**TASK GOAL:** What follows is a set of records; repeat all of them exactly.
<<<<
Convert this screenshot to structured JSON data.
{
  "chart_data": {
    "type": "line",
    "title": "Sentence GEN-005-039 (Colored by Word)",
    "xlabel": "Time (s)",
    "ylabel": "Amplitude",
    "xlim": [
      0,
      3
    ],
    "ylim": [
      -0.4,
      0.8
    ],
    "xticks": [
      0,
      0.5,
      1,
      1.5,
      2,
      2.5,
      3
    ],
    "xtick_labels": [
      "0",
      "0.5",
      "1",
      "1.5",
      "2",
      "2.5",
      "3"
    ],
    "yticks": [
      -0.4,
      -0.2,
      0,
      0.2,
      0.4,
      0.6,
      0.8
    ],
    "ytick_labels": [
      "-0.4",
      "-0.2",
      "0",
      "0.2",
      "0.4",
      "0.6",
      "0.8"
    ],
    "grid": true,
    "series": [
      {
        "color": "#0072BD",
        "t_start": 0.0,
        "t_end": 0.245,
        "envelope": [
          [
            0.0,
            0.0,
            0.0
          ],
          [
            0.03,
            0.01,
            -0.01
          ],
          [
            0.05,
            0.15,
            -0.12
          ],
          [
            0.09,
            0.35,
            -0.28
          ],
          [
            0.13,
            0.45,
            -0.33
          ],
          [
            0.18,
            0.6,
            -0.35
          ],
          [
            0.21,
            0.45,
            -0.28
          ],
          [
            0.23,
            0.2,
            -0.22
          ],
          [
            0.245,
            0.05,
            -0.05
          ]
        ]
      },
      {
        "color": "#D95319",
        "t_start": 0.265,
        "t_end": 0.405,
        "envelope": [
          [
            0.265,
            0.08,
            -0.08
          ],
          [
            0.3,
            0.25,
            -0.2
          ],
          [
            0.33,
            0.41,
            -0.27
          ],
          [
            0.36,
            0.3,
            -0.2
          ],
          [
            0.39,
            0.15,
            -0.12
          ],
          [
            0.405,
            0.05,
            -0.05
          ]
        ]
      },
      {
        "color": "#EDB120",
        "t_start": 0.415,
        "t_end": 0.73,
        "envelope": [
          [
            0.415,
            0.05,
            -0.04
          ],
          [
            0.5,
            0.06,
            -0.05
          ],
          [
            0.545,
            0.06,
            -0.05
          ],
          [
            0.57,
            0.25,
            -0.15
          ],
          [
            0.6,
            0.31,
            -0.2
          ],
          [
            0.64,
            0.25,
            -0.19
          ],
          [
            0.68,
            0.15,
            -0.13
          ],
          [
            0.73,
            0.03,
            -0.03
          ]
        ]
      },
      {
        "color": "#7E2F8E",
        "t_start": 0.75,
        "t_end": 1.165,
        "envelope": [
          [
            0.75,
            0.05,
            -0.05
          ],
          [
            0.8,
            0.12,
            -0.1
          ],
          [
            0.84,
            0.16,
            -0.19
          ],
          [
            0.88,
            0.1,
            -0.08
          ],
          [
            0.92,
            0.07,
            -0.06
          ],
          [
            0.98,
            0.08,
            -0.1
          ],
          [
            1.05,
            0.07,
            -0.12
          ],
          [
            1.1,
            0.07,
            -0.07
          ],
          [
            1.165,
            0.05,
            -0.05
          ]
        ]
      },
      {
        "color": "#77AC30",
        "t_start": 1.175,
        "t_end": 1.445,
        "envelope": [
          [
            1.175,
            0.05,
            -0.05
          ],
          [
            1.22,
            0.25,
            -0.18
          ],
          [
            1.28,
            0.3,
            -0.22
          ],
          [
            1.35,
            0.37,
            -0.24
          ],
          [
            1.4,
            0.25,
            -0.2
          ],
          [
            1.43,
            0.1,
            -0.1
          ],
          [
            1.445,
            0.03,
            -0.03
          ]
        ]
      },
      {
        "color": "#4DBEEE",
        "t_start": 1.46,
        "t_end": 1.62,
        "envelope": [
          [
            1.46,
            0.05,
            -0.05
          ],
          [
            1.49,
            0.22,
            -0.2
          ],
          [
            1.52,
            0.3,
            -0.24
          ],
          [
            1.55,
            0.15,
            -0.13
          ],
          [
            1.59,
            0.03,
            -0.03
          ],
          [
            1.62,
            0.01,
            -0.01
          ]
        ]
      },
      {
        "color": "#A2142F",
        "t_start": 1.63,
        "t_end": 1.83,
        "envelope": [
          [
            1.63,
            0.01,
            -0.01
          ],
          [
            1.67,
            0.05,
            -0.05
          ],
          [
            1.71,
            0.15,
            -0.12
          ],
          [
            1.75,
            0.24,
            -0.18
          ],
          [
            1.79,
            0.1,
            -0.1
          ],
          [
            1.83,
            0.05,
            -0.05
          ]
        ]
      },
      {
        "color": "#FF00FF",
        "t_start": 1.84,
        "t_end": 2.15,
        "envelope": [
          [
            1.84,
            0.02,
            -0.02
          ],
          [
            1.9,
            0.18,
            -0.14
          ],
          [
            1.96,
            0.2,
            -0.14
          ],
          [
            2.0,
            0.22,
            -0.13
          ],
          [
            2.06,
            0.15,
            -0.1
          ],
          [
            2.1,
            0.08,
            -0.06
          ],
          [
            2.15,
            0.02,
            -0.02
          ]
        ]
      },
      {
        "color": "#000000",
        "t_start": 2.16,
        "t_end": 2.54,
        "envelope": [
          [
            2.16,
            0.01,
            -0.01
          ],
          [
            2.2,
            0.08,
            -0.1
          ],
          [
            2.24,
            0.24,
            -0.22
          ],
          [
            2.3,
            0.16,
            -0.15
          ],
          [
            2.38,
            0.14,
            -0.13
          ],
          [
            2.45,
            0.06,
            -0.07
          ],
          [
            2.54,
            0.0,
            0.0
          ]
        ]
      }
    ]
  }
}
>>>>
**COMPLETE OUTPUT:**
Convert this screenshot to structured JSON data.
{
  "chart_data": {
    "type": "line",
    "title": "Sentence GEN-005-039 (Colored by Word)",
    "xlabel": "Time (s)",
    "ylabel": "Amplitude",
    "xlim": [
      0,
      3
    ],
    "ylim": [
      -0.4,
      0.8
    ],
    "xticks": [
      0,
      0.5,
      1,
      1.5,
      2,
      2.5,
      3
    ],
    "xtick_labels": [
      "0",
      "0.5",
      "1",
      "1.5",
      "2",
      "2.5",
      "3"
    ],
    "yticks": [
      -0.4,
      -0.2,
      0,
      0.2,
      0.4,
      0.6,
      0.8
    ],
    "ytick_labels": [
      "-0.4",
      "-0.2",
      "0",
      "0.2",
      "0.4",
      "0.6",
      "0.8"
    ],
    "grid": true,
    "series": [
      {
        "color": "#0072BD",
        "t_start": 0.0,
        "t_end": 0.245,
        "envelope": [
          [
            0.0,
            0.0,
            0.0
          ],
          [
            0.03,
            0.01,
            -0.01
          ],
          [
            0.05,
            0.15,
            -0.12
          ],
          [
            0.09,
            0.35,
            -0.28
          ],
          [
            0.13,
            0.45,
            -0.33
          ],
          [
            0.18,
            0.6,
            -0.35
          ],
          [
            0.21,
            0.45,
            -0.28
          ],
          [
            0.23,
            0.2,
            -0.22
          ],
          [
            0.245,
            0.05,
            -0.05
          ]
        ]
      },
      {
        "color": "#D95319",
        "t_start": 0.265,
        "t_end": 0.405,
        "envelope": [
          [
            0.265,
            0.08,
            -0.08
          ],
          [
            0.3,
            0.25,
            -0.2
          ],
          [
            0.33,
            0.41,
            -0.27
          ],
          [
            0.36,
            0.3,
            -0.2
          ],
          [
            0.39,
            0.15,
            -0.12
          ],
          [
            0.405,
            0.05,
            -0.05
          ]
        ]
      },
      {
        "color": "#EDB120",
        "t_start": 0.415,
        "t_end": 0.73,
        "envelope": [
          [
            0.415,
            0.05,
            -0.04
          ],
          [
            0.5,
            0.06,
            -0.05
          ],
          [
            0.545,
            0.06,
            -0.05
          ],
          [
            0.57,
            0.25,
            -0.15
          ],
          [
            0.6,
            0.31,
            -0.2
          ],
          [
            0.64,
            0.25,
            -0.19
          ],
          [
            0.68,
            0.15,
            -0.13
          ],
          [
            0.73,
            0.03,
            -0.03
          ]
        ]
      },
      {
        "color": "#7E2F8E",
        "t_start": 0.75,
        "t_end": 1.165,
        "envelope": [
          [
            0.75,
            0.05,
            -0.05
          ],
          [
            0.8,
            0.12,
            -0.1
          ],
          [
            0.84,
            0.16,
            -0.19
          ],
          [
            0.88,
            0.1,
            -0.08
          ],
          [
            0.92,
            0.07,
            -0.06
          ],
          [
            0.98,
            0.08,
            -0.1
          ],
          [
            1.05,
            0.07,
            -0.12
          ],
          [
            1.1,
            0.07,
            -0.07
          ],
          [
            1.165,
            0.05,
            -0.05
          ]
        ]
      },
      {
        "color": "#77AC30",
        "t_start": 1.175,
        "t_end": 1.445,
        "envelope": [
          [
            1.175,
            0.05,
            -0.05
          ],
          [
            1.22,
            0.25,
            -0.18
          ],
          [
            1.28,
            0.3,
            -0.22
          ],
          [
            1.35,
            0.37,
            -0.24
          ],
          [
            1.4,
            0.25,
            -0.2
          ],
          [
            1.43,
            0.1,
            -0.1
          ],
          [
            1.445,
            0.03,
            -0.03
          ]
        ]
      },
      {
        "color": "#4DBEEE",
        "t_start": 1.46,
        "t_end": 1.62,
        "envelope": [
          [
            1.46,
            0.05,
            -0.05
          ],
          [
            1.49,
            0.22,
            -0.2
          ],
          [
            1.52,
            0.3,
            -0.24
          ],
          [
            1.55,
            0.15,
            -0.13
          ],
          [
            1.59,
            0.03,
            -0.03
          ],
          [
            1.62,
            0.01,
            -0.01
          ]
        ]
      },
      {
        "color": "#A2142F",
        "t_start": 1.63,
        "t_end": 1.83,
        "envelope": [
          [
            1.63,
            0.01,
            -0.01
          ],
          [
            1.67,
            0.05,
            -0.05
          ],
          [
            1.71,
            0.15,
            -0.12
          ],
          [
            1.75,
            0.24,
            -0.18
          ],
          [
            1.79,
            0.1,
            -0.1
          ],
          [
            1.83,
            0.05,
            -0.05
          ]
        ]
      },
      {
        "color": "#FF00FF",
        "t_start": 1.84,
        "t_end": 2.15,
        "envelope": [
          [
            1.84,
            0.02,
            -0.02
          ],
          [
            1.9,
            0.18,
            -0.14
          ],
          [
            1.96,
            0.2,
            -0.14
          ],
          [
            2.0,
            0.22,
            -0.13
          ],
          [
            2.06,
            0.15,
            -0.1
          ],
          [
            2.1,
            0.08,
            -0.06
          ],
          [
            2.15,
            0.02,
            -0.02
          ]
        ]
      },
      {
        "color": "#000000",
        "t_start": 2.16,
        "t_end": 2.54,
        "envelope": [
          [
            2.16,
            0.01,
            -0.01
          ],
          [
            2.2,
            0.08,
            -0.1
          ],
          [
            2.24,
            0.24,
            -0.22
          ],
          [
            2.3,
            0.16,
            -0.15
          ],
          [
            2.38,
            0.14,
            -0.13
          ],
          [
            2.45,
            0.06,
            -0.07
          ],
          [
            2.54,
            0.0,
            0.0
          ]
        ]
      }
    ]
  }
}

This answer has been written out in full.